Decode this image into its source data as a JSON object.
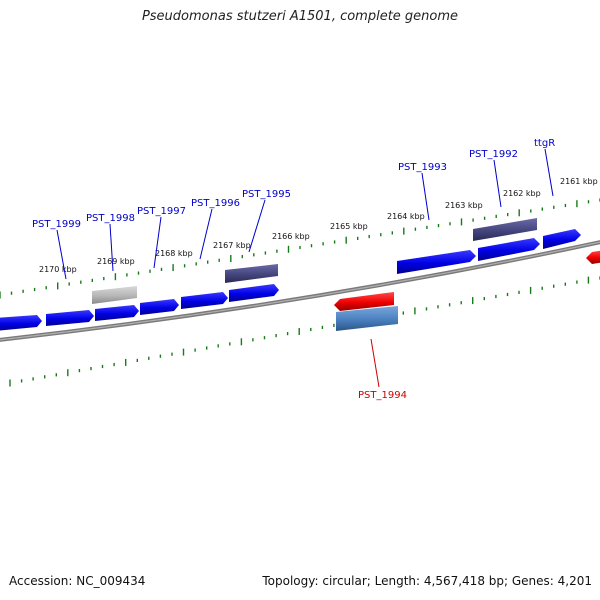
{
  "title": "Pseudomonas stutzeri A1501, complete genome",
  "footer": {
    "accession": "Accession: NC_009434",
    "topology": "Topology: circular; Length: 4,567,418 bp; Genes: 4,201"
  },
  "colors": {
    "forward_gene": "#0000ee",
    "reverse_gene": "#ff0000",
    "backbone": "#808080",
    "tick": "#1a7a1a",
    "label_blue": "#0000cc",
    "label_red": "#cc0000",
    "dark_purple": "#4b4b8c",
    "steel_blue": "#4f84c4",
    "grey_gene": "#b8b8b8"
  },
  "kbp_labels": [
    "2170 kbp",
    "2169 kbp",
    "2168 kbp",
    "2167 kbp",
    "2166 kbp",
    "2165 kbp",
    "2164 kbp",
    "2163 kbp",
    "2162 kbp",
    "2161 kbp"
  ],
  "gene_labels": [
    "PST_1999",
    "PST_1998",
    "PST_1997",
    "PST_1996",
    "PST_1995",
    "PST_1993",
    "PST_1992",
    "ttgR",
    "PST_1994"
  ]
}
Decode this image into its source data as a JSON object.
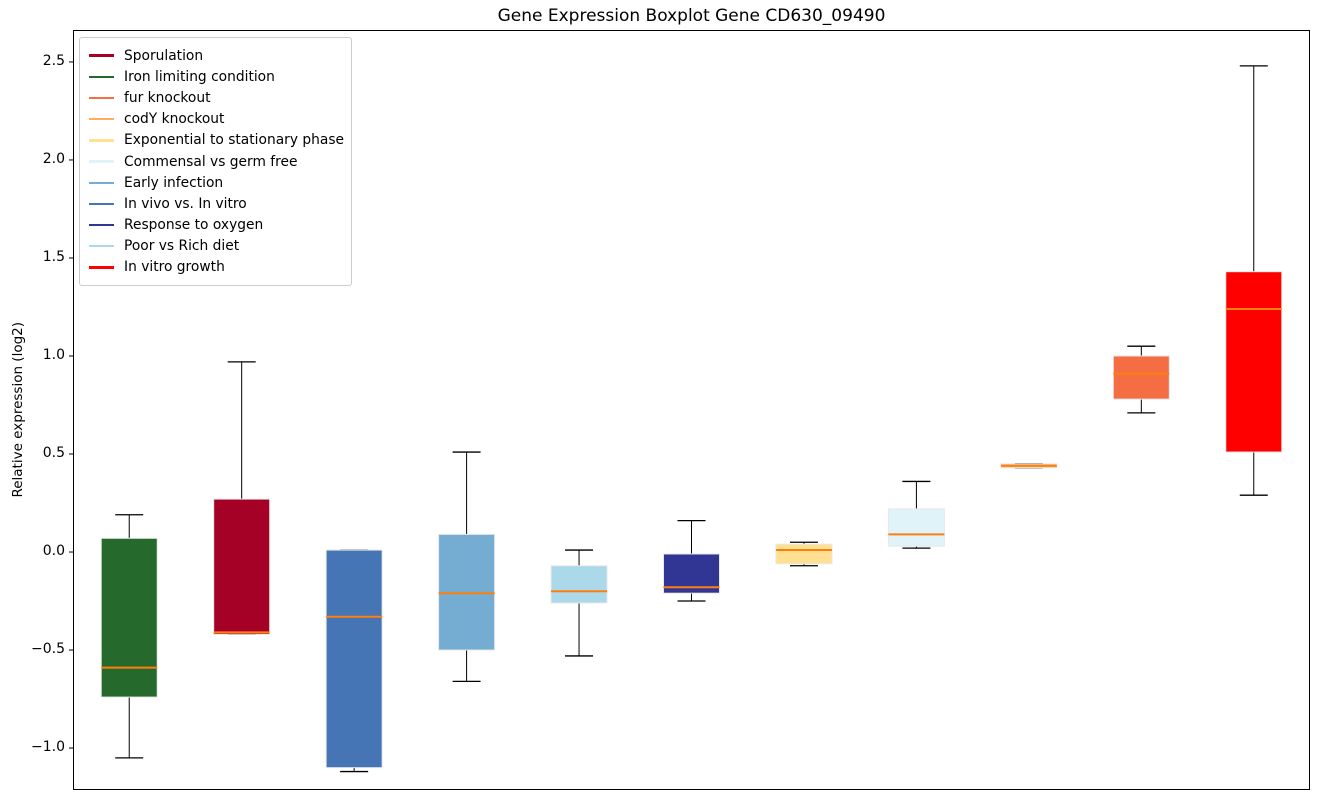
{
  "chart_data": {
    "type": "boxplot",
    "title": "Gene Expression Boxplot Gene CD630_09490",
    "ylabel": "Relative expression (log2)",
    "xlabel": "",
    "ylim": [
      -1.214,
      2.663
    ],
    "grid": false,
    "frame": true,
    "x_tick_labels": [],
    "yticks": [
      {
        "value": 2.5,
        "label": "2.5"
      },
      {
        "value": 2.0,
        "label": "2.0"
      },
      {
        "value": 1.5,
        "label": "1.5"
      },
      {
        "value": 1.0,
        "label": "1.0"
      },
      {
        "value": 0.5,
        "label": "0.5"
      },
      {
        "value": 0.0,
        "label": "0.0"
      },
      {
        "value": -0.5,
        "label": "−0.5"
      },
      {
        "value": -1.0,
        "label": "−1.0"
      }
    ],
    "median_color": "#ff7f0e",
    "whisker_color": "#000000",
    "box_edge_color": "#e8e8e8",
    "series": [
      {
        "name": "Iron limiting condition",
        "color": "#26692c",
        "whislo": -1.05,
        "q1": -0.74,
        "med": -0.59,
        "q3": 0.07,
        "whishi": 0.19
      },
      {
        "name": "Sporulation",
        "color": "#a50026",
        "whislo": -0.42,
        "q1": -0.42,
        "med": -0.41,
        "q3": 0.27,
        "whishi": 0.97
      },
      {
        "name": "In vivo vs. In vitro",
        "color": "#4575b4",
        "whislo": -1.12,
        "q1": -1.1,
        "med": -0.33,
        "q3": 0.01,
        "whishi": 0.01
      },
      {
        "name": "Early infection",
        "color": "#74add1",
        "whislo": -0.66,
        "q1": -0.5,
        "med": -0.21,
        "q3": 0.09,
        "whishi": 0.51
      },
      {
        "name": "Poor vs Rich diet",
        "color": "#abd9e9",
        "whislo": -0.53,
        "q1": -0.26,
        "med": -0.2,
        "q3": -0.07,
        "whishi": 0.01
      },
      {
        "name": "Response to oxygen",
        "color": "#313695",
        "whislo": -0.25,
        "q1": -0.21,
        "med": -0.18,
        "q3": -0.01,
        "whishi": 0.16
      },
      {
        "name": "Exponential to stationary phase",
        "color": "#fee090",
        "whislo": -0.07,
        "q1": -0.06,
        "med": 0.01,
        "q3": 0.04,
        "whishi": 0.05
      },
      {
        "name": "Commensal vs germ free",
        "color": "#e0f3f8",
        "whislo": 0.02,
        "q1": 0.03,
        "med": 0.09,
        "q3": 0.22,
        "whishi": 0.36
      },
      {
        "name": "codY knockout",
        "color": "#fdae61",
        "whislo": 0.43,
        "q1": 0.43,
        "med": 0.44,
        "q3": 0.45,
        "whishi": 0.45
      },
      {
        "name": "fur knockout",
        "color": "#f46d43",
        "whislo": 0.71,
        "q1": 0.78,
        "med": 0.91,
        "q3": 1.0,
        "whishi": 1.05
      },
      {
        "name": "In vitro growth",
        "color": "#ff0000",
        "whislo": 0.29,
        "q1": 0.51,
        "med": 1.24,
        "q3": 1.43,
        "whishi": 2.48
      }
    ],
    "legend": {
      "position": "upper left",
      "entries": [
        {
          "label": "Sporulation",
          "color": "#a50026"
        },
        {
          "label": "Iron limiting condition",
          "color": "#26692c"
        },
        {
          "label": "fur knockout",
          "color": "#f46d43"
        },
        {
          "label": "codY knockout",
          "color": "#fdae61"
        },
        {
          "label": "Exponential to stationary phase",
          "color": "#fee090"
        },
        {
          "label": "Commensal vs germ free",
          "color": "#e0f3f8"
        },
        {
          "label": "Early infection",
          "color": "#74add1"
        },
        {
          "label": "In vivo vs. In vitro",
          "color": "#4575b4"
        },
        {
          "label": "Response to oxygen",
          "color": "#313695"
        },
        {
          "label": "Poor vs Rich diet",
          "color": "#abd9e9"
        },
        {
          "label": "In vitro growth",
          "color": "#ff0000"
        }
      ]
    }
  }
}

________________________________________

TO DO: Reproduce each line of the records exactly, and omit every picture.

SOLUTION TO THE EXERCISE:
Decode this image into its source data as a JSON object.
{
  "title": "Pseudomonas stutzeri A1501, complete genome",
  "footer": {
    "accession": "Accession: NC_009434",
    "topology": "Topology: circular; Length: 4,567,418 bp; Genes: 4,201"
  },
  "colors": {
    "forward_gene": "#0000ee",
    "reverse_gene": "#ff0000",
    "backbone": "#808080",
    "tick": "#1a7a1a",
    "label_blue": "#0000cc",
    "label_red": "#cc0000",
    "dark_purple": "#4b4b8c",
    "steel_blue": "#4f84c4",
    "grey_gene": "#b8b8b8"
  },
  "kbp_labels": [
    "2170 kbp",
    "2169 kbp",
    "2168 kbp",
    "2167 kbp",
    "2166 kbp",
    "2165 kbp",
    "2164 kbp",
    "2163 kbp",
    "2162 kbp",
    "2161 kbp"
  ],
  "gene_labels": [
    "PST_1999",
    "PST_1998",
    "PST_1997",
    "PST_1996",
    "PST_1995",
    "PST_1993",
    "PST_1992",
    "ttgR",
    "PST_1994"
  ]
}
Decode this image into its source data as a JSON object.
{
  "chart_data": {
    "type": "boxplot",
    "title": "Gene Expression Boxplot Gene CD630_09490",
    "ylabel": "Relative expression (log2)",
    "xlabel": "",
    "ylim": [
      -1.214,
      2.663
    ],
    "grid": false,
    "frame": true,
    "x_tick_labels": [],
    "yticks": [
      {
        "value": 2.5,
        "label": "2.5"
      },
      {
        "value": 2.0,
        "label": "2.0"
      },
      {
        "value": 1.5,
        "label": "1.5"
      },
      {
        "value": 1.0,
        "label": "1.0"
      },
      {
        "value": 0.5,
        "label": "0.5"
      },
      {
        "value": 0.0,
        "label": "0.0"
      },
      {
        "value": -0.5,
        "label": "−0.5"
      },
      {
        "value": -1.0,
        "label": "−1.0"
      }
    ],
    "median_color": "#ff7f0e",
    "whisker_color": "#000000",
    "box_edge_color": "#e8e8e8",
    "series": [
      {
        "name": "Iron limiting condition",
        "color": "#26692c",
        "whislo": -1.05,
        "q1": -0.74,
        "med": -0.59,
        "q3": 0.07,
        "whishi": 0.19
      },
      {
        "name": "Sporulation",
        "color": "#a50026",
        "whislo": -0.42,
        "q1": -0.42,
        "med": -0.41,
        "q3": 0.27,
        "whishi": 0.97
      },
      {
        "name": "In vivo vs. In vitro",
        "color": "#4575b4",
        "whislo": -1.12,
        "q1": -1.1,
        "med": -0.33,
        "q3": 0.01,
        "whishi": 0.01
      },
      {
        "name": "Early infection",
        "color": "#74add1",
        "whislo": -0.66,
        "q1": -0.5,
        "med": -0.21,
        "q3": 0.09,
        "whishi": 0.51
      },
      {
        "name": "Poor vs Rich diet",
        "color": "#abd9e9",
        "whislo": -0.53,
        "q1": -0.26,
        "med": -0.2,
        "q3": -0.07,
        "whishi": 0.01
      },
      {
        "name": "Response to oxygen",
        "color": "#313695",
        "whislo": -0.25,
        "q1": -0.21,
        "med": -0.18,
        "q3": -0.01,
        "whishi": 0.16
      },
      {
        "name": "Exponential to stationary phase",
        "color": "#fee090",
        "whislo": -0.07,
        "q1": -0.06,
        "med": 0.01,
        "q3": 0.04,
        "whishi": 0.05
      },
      {
        "name": "Commensal vs germ free",
        "color": "#e0f3f8",
        "whislo": 0.02,
        "q1": 0.03,
        "med": 0.09,
        "q3": 0.22,
        "whishi": 0.36
      },
      {
        "name": "codY knockout",
        "color": "#fdae61",
        "whislo": 0.43,
        "q1": 0.43,
        "med": 0.44,
        "q3": 0.45,
        "whishi": 0.45
      },
      {
        "name": "fur knockout",
        "color": "#f46d43",
        "whislo": 0.71,
        "q1": 0.78,
        "med": 0.91,
        "q3": 1.0,
        "whishi": 1.05
      },
      {
        "name": "In vitro growth",
        "color": "#ff0000",
        "whislo": 0.29,
        "q1": 0.51,
        "med": 1.24,
        "q3": 1.43,
        "whishi": 2.48
      }
    ],
    "legend": {
      "position": "upper left",
      "entries": [
        {
          "label": "Sporulation",
          "color": "#a50026"
        },
        {
          "label": "Iron limiting condition",
          "color": "#26692c"
        },
        {
          "label": "fur knockout",
          "color": "#f46d43"
        },
        {
          "label": "codY knockout",
          "color": "#fdae61"
        },
        {
          "label": "Exponential to stationary phase",
          "color": "#fee090"
        },
        {
          "label": "Commensal vs germ free",
          "color": "#e0f3f8"
        },
        {
          "label": "Early infection",
          "color": "#74add1"
        },
        {
          "label": "In vivo vs. In vitro",
          "color": "#4575b4"
        },
        {
          "label": "Response to oxygen",
          "color": "#313695"
        },
        {
          "label": "Poor vs Rich diet",
          "color": "#abd9e9"
        },
        {
          "label": "In vitro growth",
          "color": "#ff0000"
        }
      ]
    }
  }
}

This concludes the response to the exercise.